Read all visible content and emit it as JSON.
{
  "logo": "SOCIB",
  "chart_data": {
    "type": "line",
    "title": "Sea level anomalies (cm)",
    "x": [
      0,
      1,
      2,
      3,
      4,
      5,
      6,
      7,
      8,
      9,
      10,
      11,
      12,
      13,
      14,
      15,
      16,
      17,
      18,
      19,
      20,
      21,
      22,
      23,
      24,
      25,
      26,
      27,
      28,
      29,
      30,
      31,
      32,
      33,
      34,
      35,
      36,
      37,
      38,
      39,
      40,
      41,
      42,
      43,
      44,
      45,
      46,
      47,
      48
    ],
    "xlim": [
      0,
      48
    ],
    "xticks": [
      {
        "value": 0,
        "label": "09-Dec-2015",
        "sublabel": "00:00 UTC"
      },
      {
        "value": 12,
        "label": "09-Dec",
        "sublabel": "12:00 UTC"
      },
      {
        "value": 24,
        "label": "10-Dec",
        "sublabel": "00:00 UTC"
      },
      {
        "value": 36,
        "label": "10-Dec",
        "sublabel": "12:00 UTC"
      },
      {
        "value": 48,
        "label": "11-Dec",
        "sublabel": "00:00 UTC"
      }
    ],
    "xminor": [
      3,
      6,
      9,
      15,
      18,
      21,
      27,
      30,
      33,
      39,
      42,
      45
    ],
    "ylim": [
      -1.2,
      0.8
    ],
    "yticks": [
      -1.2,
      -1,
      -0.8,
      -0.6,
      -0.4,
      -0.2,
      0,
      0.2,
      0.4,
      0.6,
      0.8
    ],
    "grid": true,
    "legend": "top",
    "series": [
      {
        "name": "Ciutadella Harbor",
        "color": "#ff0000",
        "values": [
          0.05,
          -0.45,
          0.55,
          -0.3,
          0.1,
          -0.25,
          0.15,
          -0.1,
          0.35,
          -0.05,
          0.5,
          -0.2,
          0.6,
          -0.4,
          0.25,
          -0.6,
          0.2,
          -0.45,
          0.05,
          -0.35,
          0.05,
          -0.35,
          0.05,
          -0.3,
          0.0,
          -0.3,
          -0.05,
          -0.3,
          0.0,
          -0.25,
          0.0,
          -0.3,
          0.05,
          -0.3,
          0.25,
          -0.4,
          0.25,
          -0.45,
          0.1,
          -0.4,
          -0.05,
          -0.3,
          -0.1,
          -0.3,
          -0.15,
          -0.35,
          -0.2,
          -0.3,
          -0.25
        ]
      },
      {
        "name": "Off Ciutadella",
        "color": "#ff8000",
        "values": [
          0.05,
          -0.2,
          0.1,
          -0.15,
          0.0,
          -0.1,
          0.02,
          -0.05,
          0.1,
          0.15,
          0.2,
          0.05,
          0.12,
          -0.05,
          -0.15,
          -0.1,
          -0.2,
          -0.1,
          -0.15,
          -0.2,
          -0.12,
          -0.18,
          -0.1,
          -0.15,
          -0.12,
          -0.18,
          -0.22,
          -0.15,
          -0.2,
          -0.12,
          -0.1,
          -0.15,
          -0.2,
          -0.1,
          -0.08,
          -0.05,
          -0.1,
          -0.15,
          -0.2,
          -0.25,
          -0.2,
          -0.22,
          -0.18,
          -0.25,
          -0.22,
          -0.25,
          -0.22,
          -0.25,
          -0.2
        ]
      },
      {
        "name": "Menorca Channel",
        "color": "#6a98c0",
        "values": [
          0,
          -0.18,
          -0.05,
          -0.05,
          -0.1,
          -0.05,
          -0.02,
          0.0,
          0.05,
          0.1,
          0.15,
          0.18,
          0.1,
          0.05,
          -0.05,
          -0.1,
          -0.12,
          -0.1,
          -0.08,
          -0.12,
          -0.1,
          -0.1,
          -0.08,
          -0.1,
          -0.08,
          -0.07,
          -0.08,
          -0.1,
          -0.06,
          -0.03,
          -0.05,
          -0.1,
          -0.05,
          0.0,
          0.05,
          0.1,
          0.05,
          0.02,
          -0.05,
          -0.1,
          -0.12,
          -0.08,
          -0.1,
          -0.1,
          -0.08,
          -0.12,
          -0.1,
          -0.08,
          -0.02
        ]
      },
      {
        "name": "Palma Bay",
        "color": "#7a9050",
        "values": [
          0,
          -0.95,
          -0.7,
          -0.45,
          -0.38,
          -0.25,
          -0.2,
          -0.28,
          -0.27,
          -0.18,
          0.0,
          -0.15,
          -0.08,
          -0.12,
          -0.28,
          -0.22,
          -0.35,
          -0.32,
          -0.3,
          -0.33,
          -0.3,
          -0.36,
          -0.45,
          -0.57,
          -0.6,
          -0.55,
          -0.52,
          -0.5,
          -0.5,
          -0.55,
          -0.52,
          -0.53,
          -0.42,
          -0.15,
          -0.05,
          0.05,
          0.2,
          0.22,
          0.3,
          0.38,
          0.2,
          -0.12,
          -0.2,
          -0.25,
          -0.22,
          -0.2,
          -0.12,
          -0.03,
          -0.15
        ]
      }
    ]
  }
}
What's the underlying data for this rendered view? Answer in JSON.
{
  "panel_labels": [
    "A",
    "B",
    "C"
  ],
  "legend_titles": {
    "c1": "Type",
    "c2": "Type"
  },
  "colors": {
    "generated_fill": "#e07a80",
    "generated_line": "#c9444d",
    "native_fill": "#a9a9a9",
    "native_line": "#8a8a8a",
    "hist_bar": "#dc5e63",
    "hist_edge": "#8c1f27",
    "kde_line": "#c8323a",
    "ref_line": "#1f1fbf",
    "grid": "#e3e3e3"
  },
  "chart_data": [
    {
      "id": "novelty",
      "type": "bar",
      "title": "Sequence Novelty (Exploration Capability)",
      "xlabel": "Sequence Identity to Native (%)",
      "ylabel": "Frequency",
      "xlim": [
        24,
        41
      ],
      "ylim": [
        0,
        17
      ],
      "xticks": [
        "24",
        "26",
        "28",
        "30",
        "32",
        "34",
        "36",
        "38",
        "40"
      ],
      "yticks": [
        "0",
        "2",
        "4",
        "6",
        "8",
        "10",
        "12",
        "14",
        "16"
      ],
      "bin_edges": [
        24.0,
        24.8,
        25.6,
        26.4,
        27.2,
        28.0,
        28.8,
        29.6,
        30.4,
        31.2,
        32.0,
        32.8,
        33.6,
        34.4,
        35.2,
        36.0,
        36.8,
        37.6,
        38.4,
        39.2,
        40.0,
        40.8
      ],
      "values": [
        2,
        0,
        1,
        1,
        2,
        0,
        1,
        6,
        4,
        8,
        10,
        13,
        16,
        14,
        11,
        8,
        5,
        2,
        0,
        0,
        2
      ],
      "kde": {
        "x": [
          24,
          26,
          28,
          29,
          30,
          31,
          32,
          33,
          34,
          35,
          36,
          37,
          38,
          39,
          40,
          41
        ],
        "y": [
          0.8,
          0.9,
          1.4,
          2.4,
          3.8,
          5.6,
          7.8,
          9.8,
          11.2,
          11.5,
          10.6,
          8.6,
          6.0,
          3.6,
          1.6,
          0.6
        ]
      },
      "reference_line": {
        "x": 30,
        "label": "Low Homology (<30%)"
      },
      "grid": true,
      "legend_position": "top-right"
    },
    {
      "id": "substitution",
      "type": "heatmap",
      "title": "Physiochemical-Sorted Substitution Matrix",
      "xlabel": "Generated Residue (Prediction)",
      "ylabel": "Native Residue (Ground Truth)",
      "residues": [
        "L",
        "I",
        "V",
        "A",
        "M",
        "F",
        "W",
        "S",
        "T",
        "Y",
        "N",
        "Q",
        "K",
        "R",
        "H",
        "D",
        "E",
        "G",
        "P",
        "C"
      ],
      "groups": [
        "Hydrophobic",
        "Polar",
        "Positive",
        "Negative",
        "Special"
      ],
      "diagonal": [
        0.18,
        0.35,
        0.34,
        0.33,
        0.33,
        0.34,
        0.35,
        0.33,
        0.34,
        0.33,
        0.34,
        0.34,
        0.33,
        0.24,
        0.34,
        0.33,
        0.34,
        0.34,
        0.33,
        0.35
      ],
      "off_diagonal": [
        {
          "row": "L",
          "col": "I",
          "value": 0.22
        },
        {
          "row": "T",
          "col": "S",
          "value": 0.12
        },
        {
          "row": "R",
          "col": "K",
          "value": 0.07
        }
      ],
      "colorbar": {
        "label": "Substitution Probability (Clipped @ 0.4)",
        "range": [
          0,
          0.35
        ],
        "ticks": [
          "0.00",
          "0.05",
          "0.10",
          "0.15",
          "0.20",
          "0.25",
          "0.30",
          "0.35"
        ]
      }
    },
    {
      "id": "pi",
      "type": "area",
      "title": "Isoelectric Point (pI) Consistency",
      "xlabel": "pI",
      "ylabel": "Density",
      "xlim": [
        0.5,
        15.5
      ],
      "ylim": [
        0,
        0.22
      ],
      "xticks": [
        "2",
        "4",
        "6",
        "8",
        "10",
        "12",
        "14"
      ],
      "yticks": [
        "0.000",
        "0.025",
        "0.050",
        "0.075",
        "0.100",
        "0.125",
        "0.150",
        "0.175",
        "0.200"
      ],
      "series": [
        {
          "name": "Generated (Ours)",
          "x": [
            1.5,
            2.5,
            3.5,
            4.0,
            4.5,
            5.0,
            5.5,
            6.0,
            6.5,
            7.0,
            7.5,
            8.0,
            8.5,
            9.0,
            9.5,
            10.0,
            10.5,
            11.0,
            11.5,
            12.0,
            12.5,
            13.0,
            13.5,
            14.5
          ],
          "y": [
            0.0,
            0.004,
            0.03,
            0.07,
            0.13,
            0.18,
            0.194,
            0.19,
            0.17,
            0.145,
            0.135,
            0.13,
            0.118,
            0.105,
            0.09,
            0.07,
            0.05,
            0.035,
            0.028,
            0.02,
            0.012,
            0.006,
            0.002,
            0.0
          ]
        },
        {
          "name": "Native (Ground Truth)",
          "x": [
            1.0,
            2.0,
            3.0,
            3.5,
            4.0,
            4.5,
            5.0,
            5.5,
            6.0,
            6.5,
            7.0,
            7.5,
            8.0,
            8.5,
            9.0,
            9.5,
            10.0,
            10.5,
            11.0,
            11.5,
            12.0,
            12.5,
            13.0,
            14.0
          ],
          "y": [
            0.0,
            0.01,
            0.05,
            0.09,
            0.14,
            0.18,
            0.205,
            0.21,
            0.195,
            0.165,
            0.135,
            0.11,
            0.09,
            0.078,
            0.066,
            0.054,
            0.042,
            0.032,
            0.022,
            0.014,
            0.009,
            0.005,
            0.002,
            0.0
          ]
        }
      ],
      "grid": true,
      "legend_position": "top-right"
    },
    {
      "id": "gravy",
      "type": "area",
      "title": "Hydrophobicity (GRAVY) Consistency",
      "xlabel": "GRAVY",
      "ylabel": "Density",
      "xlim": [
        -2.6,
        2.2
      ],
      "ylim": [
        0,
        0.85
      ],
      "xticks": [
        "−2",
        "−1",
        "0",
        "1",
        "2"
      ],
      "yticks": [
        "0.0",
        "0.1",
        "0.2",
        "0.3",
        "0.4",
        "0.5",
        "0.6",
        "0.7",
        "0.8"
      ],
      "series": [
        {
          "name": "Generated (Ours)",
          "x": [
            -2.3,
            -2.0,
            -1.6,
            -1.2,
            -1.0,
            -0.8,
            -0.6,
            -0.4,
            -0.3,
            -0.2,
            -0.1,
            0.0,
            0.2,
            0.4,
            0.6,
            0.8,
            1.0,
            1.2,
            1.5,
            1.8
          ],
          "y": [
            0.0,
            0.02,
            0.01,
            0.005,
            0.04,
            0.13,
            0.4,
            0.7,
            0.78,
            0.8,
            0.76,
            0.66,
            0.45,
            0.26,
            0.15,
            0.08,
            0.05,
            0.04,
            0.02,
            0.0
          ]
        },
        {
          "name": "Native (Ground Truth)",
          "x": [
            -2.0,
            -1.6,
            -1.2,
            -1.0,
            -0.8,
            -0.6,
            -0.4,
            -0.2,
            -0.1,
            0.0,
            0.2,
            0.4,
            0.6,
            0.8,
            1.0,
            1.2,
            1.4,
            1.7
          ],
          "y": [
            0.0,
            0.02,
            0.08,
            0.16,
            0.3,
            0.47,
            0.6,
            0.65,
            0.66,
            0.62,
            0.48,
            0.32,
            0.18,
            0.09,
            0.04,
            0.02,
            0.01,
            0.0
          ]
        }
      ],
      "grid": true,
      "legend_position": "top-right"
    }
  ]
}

====

What to produce -> Locate the word "xlabel" in the records above, and return each line that has it.

Task response ->
      "xlabel": "Sequence Identity to Native (%)",
      "xlabel": "Generated Residue (Prediction)",
      "xlabel": "pI",
      "xlabel": "GRAVY",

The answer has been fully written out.